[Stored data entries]
· · · · ·

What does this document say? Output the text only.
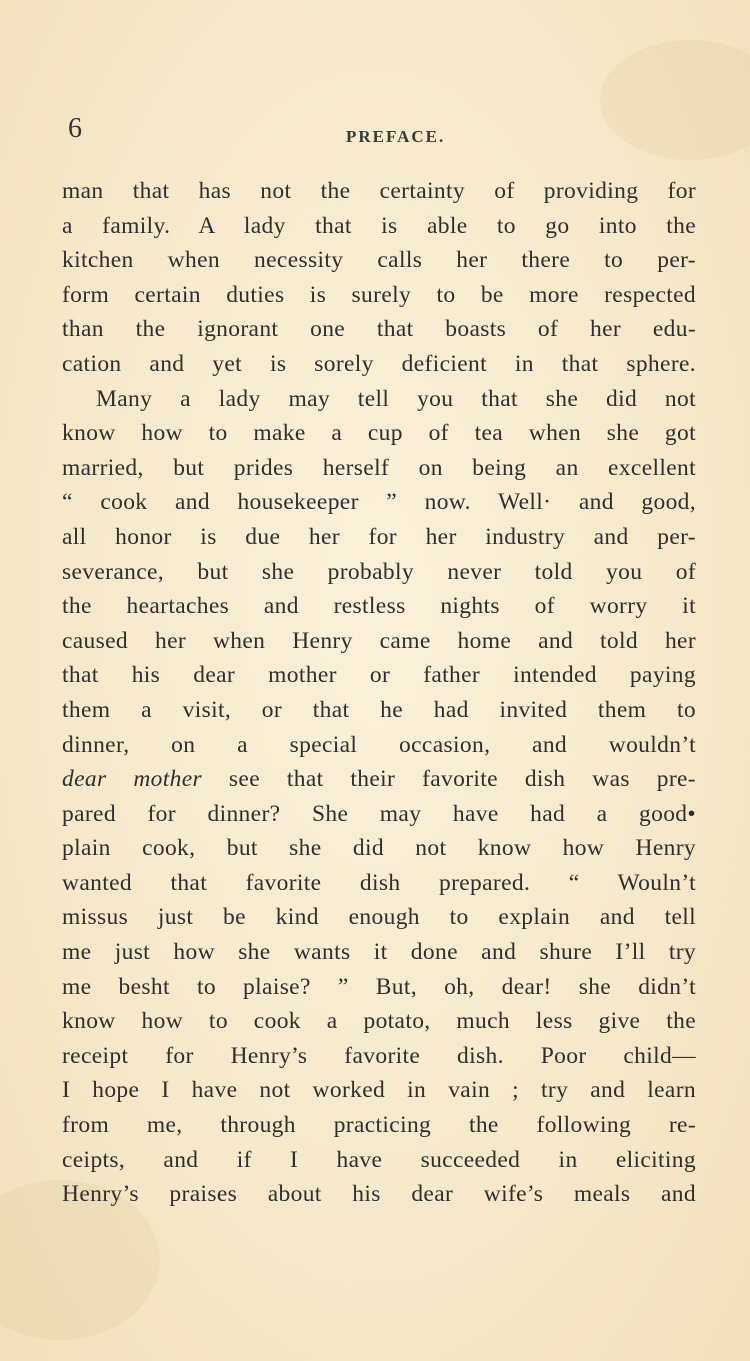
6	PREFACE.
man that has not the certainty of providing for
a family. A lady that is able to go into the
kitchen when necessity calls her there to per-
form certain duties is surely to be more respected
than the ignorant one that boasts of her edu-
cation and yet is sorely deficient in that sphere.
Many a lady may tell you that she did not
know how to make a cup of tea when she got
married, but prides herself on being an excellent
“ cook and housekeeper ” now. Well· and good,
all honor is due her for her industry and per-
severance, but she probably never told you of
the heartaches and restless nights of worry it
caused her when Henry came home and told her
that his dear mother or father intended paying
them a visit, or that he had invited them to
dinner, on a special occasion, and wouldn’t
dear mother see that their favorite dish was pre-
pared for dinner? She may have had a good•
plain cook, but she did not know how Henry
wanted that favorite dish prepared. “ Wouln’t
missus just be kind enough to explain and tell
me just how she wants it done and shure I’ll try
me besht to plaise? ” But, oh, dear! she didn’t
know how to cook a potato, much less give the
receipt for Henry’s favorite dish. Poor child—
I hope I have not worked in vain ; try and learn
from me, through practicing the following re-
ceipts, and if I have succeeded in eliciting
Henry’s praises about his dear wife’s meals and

· · · · ·

> _Set task_
Each record should be quoted exactly, with the images omitted.

> _Answer for this exercise_
What does this document say? Output the text only.
6	PREFACE.
man that has not the certainty of providing for
a family. A lady that is able to go into the
kitchen when necessity calls her there to per-
form certain duties is surely to be more respected
than the ignorant one that boasts of her edu-
cation and yet is sorely deficient in that sphere.
Many a lady may tell you that she did not
know how to make a cup of tea when she got
married, but prides herself on being an excellent
“ cook and housekeeper ” now. Well· and good,
all honor is due her for her industry and per-
severance, but she probably never told you of
the heartaches and restless nights of worry it
caused her when Henry came home and told her
that his dear mother or father intended paying
them a visit, or that he had invited them to
dinner, on a special occasion, and wouldn’t
dear mother see that their favorite dish was pre-
pared for dinner? She may have had a good•
plain cook, but she did not know how Henry
wanted that favorite dish prepared. “ Wouln’t
missus just be kind enough to explain and tell
me just how she wants it done and shure I’ll try
me besht to plaise? ” But, oh, dear! she didn’t
know how to cook a potato, much less give the
receipt for Henry’s favorite dish. Poor child—
I hope I have not worked in vain ; try and learn
from me, through practicing the following re-
ceipts, and if I have succeeded in eliciting
Henry’s praises about his dear wife’s meals and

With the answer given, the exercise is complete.